### Data for this task ###

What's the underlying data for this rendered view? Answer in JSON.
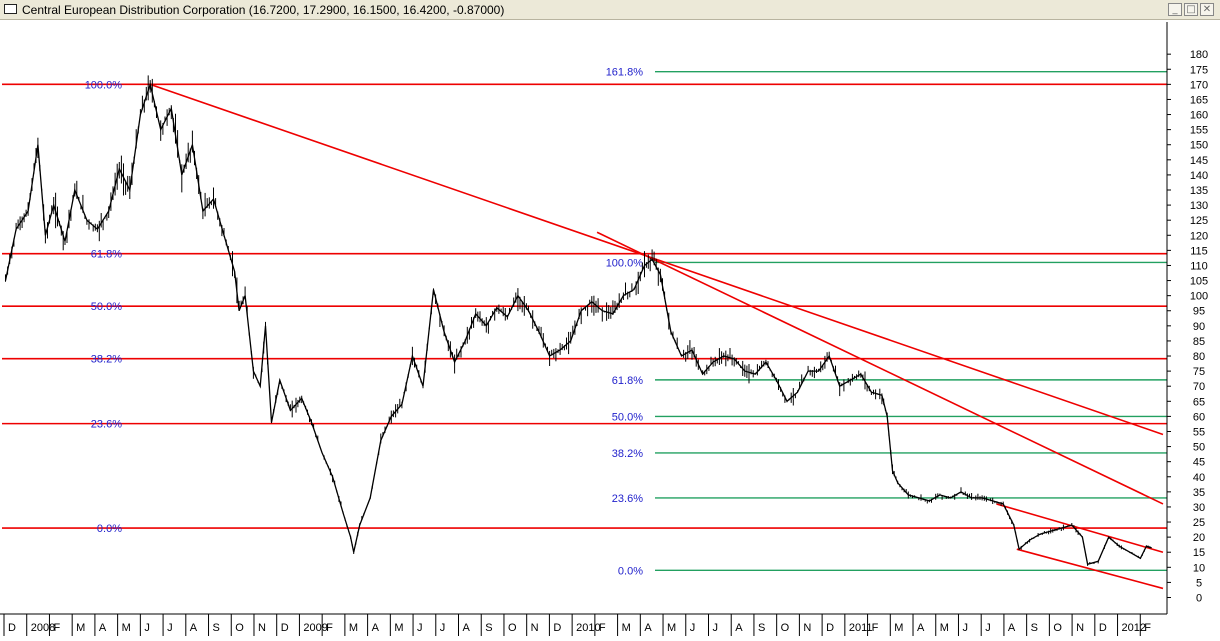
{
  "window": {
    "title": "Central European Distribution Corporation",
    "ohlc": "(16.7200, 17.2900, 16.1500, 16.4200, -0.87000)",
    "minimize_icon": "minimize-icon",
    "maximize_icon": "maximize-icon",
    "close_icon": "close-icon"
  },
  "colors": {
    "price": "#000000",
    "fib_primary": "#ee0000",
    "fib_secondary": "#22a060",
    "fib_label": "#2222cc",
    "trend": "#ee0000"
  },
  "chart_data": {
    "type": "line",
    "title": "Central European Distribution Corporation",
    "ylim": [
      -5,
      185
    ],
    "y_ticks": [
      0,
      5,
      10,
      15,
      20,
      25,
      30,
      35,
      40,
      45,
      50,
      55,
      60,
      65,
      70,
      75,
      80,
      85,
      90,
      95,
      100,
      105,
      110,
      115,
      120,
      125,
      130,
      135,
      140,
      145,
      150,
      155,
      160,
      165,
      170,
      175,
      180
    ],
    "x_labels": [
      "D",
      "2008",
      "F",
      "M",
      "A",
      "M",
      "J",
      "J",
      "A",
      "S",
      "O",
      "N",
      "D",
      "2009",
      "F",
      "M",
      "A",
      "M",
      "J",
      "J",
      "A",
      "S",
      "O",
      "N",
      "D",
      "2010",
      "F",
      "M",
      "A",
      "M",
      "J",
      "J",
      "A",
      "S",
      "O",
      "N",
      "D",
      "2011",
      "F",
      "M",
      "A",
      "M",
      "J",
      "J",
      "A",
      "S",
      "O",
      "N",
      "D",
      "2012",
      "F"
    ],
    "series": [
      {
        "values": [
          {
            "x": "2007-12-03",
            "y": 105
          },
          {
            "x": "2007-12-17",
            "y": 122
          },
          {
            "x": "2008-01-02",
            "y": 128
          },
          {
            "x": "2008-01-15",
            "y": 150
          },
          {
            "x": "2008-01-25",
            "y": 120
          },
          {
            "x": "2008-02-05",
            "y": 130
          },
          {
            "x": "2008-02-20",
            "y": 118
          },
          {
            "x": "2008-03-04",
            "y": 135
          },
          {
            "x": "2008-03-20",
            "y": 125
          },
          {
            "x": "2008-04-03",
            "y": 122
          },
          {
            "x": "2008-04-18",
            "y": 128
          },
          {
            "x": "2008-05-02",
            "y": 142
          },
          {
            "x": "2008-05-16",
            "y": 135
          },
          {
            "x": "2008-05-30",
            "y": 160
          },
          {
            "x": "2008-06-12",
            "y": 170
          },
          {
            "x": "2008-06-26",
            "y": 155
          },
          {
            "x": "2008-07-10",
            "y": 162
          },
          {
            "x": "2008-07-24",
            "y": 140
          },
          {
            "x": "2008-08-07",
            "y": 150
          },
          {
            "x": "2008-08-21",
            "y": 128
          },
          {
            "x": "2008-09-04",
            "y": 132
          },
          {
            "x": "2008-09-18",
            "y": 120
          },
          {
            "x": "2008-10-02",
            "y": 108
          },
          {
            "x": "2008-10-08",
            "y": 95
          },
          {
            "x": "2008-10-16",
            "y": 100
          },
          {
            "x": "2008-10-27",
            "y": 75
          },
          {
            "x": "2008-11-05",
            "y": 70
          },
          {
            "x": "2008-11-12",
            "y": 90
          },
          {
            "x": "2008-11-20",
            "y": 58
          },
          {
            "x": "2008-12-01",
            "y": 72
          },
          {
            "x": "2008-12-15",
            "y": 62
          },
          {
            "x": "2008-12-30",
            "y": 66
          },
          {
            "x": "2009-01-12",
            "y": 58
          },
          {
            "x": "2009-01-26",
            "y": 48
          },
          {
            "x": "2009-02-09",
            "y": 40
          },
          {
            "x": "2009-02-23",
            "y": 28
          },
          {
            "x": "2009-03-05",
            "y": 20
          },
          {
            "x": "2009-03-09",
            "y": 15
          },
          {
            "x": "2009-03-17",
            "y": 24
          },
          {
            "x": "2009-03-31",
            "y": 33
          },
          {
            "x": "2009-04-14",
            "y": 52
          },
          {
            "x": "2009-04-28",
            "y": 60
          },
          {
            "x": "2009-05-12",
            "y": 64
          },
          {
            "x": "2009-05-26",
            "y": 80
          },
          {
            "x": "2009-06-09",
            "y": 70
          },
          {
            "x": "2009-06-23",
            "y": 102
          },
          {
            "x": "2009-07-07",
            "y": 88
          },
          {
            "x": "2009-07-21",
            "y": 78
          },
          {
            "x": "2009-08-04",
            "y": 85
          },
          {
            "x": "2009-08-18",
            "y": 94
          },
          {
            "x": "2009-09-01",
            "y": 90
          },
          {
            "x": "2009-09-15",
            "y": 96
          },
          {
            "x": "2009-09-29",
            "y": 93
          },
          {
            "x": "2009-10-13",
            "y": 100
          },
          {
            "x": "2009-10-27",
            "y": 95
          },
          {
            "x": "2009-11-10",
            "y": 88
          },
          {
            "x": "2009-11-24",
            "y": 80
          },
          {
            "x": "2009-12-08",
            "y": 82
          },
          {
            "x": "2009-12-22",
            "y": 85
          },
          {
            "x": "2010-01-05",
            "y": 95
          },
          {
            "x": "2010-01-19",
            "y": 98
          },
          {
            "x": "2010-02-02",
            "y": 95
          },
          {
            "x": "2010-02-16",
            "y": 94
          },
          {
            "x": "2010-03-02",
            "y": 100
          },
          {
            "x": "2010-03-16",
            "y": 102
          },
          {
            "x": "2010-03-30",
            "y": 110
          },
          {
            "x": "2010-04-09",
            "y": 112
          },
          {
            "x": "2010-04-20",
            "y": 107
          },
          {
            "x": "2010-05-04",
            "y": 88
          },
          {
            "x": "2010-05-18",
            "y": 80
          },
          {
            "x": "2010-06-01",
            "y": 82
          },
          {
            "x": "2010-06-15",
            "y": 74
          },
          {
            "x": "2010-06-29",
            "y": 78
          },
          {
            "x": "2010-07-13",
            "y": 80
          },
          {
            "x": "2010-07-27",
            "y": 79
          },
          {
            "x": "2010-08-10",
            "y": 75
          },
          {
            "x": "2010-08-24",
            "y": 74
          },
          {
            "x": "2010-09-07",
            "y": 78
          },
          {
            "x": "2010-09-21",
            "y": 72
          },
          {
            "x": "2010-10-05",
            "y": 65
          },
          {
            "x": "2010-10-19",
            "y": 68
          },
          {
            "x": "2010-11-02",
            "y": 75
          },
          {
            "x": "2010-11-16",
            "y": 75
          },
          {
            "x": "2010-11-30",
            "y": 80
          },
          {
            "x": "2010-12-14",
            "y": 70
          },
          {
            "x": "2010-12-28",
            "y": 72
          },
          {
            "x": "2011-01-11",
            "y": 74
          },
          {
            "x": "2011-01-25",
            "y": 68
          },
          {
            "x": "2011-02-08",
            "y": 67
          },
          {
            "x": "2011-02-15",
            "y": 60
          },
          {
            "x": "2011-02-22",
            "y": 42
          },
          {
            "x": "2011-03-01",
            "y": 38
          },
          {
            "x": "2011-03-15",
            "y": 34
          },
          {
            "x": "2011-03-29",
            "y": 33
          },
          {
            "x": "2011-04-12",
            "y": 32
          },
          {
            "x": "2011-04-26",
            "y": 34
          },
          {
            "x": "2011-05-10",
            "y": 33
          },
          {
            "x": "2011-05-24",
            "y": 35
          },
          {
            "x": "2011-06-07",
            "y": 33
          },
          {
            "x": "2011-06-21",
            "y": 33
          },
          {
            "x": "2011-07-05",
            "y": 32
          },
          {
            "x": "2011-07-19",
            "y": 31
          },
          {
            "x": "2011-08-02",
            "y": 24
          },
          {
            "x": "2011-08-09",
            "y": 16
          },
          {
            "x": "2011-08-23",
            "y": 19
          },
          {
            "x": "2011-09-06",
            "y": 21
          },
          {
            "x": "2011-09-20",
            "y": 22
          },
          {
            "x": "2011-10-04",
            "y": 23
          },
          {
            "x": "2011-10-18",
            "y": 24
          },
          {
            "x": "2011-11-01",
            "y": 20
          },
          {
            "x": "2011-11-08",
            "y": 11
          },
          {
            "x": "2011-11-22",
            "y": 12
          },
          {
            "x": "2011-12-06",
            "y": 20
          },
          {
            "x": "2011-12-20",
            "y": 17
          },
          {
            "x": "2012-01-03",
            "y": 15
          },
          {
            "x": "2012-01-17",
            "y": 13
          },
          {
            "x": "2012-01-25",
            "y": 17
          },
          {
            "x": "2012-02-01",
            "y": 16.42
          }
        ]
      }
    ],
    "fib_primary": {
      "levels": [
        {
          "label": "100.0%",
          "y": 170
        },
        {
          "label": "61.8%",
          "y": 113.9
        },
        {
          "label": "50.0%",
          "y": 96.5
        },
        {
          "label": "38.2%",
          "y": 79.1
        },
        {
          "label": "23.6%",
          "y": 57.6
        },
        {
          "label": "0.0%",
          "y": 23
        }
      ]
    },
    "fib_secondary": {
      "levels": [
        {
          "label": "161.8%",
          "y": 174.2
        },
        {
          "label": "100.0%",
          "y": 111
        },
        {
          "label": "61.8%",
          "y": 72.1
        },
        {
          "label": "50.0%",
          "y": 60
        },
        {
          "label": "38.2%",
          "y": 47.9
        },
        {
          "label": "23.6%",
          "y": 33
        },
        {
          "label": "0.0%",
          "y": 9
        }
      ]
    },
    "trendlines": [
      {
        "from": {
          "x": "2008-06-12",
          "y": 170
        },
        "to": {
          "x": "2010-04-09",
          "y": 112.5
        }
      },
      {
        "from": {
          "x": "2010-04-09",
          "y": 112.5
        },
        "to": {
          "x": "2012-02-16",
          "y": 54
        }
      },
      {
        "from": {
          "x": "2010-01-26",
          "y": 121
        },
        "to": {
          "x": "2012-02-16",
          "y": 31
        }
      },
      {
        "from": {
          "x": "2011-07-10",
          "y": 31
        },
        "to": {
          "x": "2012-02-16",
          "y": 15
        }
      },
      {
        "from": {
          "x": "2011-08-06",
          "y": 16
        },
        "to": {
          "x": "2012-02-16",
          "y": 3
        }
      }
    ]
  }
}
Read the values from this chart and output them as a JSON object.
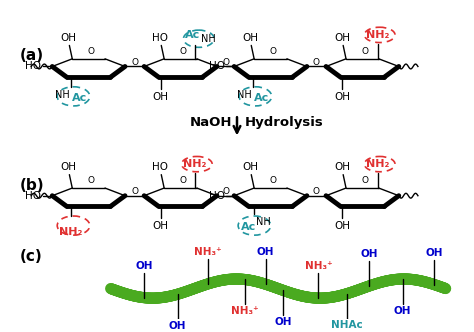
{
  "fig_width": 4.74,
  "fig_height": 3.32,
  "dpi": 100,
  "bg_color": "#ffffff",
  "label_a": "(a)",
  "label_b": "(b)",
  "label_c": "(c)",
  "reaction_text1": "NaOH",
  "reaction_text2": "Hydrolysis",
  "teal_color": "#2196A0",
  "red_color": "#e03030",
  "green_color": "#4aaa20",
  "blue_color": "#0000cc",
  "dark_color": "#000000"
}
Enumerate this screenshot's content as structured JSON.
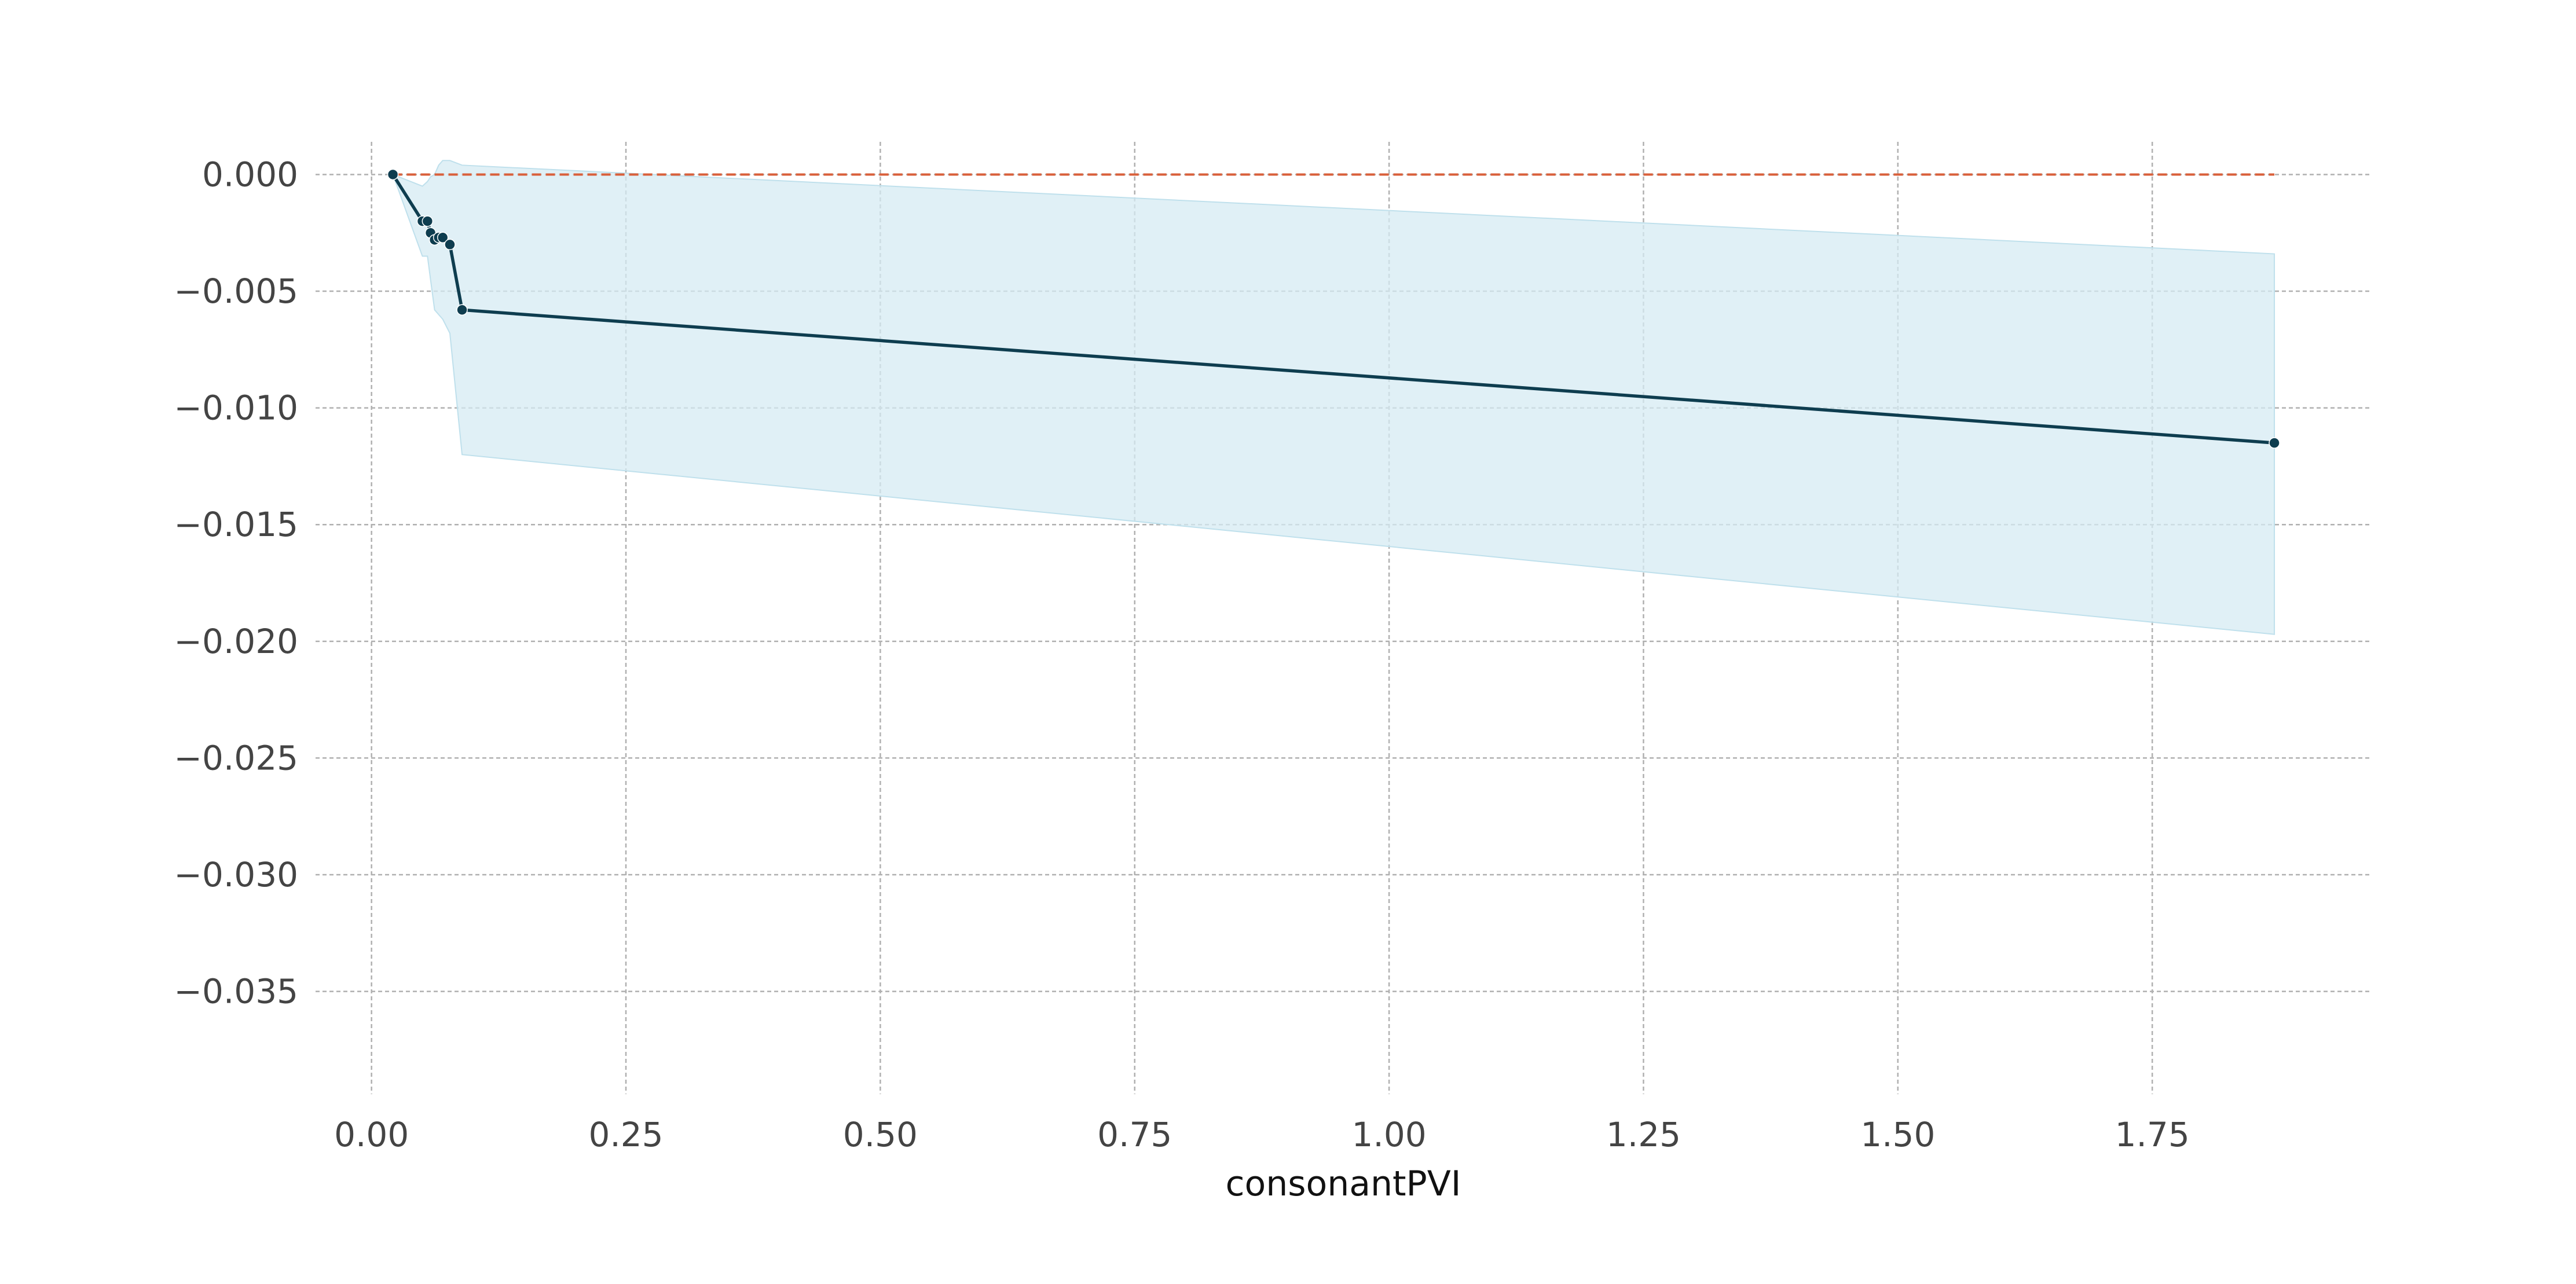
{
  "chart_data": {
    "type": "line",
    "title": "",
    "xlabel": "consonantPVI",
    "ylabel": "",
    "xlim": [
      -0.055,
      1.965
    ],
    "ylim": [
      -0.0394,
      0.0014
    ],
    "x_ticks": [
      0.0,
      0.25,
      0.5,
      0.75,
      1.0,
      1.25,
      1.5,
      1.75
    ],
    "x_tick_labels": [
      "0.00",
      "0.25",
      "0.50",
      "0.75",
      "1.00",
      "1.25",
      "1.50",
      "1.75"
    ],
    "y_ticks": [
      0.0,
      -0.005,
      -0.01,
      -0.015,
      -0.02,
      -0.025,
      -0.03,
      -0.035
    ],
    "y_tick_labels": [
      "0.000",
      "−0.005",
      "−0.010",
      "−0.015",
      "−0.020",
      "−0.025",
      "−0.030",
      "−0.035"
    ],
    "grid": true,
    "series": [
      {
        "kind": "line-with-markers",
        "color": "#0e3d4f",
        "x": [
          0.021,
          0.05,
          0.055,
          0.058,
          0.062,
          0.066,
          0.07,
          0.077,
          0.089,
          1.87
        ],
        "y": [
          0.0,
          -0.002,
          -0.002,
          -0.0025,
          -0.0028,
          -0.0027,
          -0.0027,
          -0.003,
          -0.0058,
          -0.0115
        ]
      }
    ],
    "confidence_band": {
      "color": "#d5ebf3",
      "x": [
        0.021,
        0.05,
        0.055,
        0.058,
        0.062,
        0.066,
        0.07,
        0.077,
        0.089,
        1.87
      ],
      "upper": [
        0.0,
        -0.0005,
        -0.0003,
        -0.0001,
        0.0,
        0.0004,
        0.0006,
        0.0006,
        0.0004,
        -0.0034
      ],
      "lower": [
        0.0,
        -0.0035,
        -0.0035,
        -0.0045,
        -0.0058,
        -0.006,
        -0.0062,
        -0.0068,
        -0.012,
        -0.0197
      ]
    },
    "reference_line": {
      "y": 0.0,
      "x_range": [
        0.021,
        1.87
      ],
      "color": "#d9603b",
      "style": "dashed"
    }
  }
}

###

= Direction =
Look through the records and gather each line with the word "values".

= Complete answer =
        "values": [
Read the values from this chart and output them as a JSON object.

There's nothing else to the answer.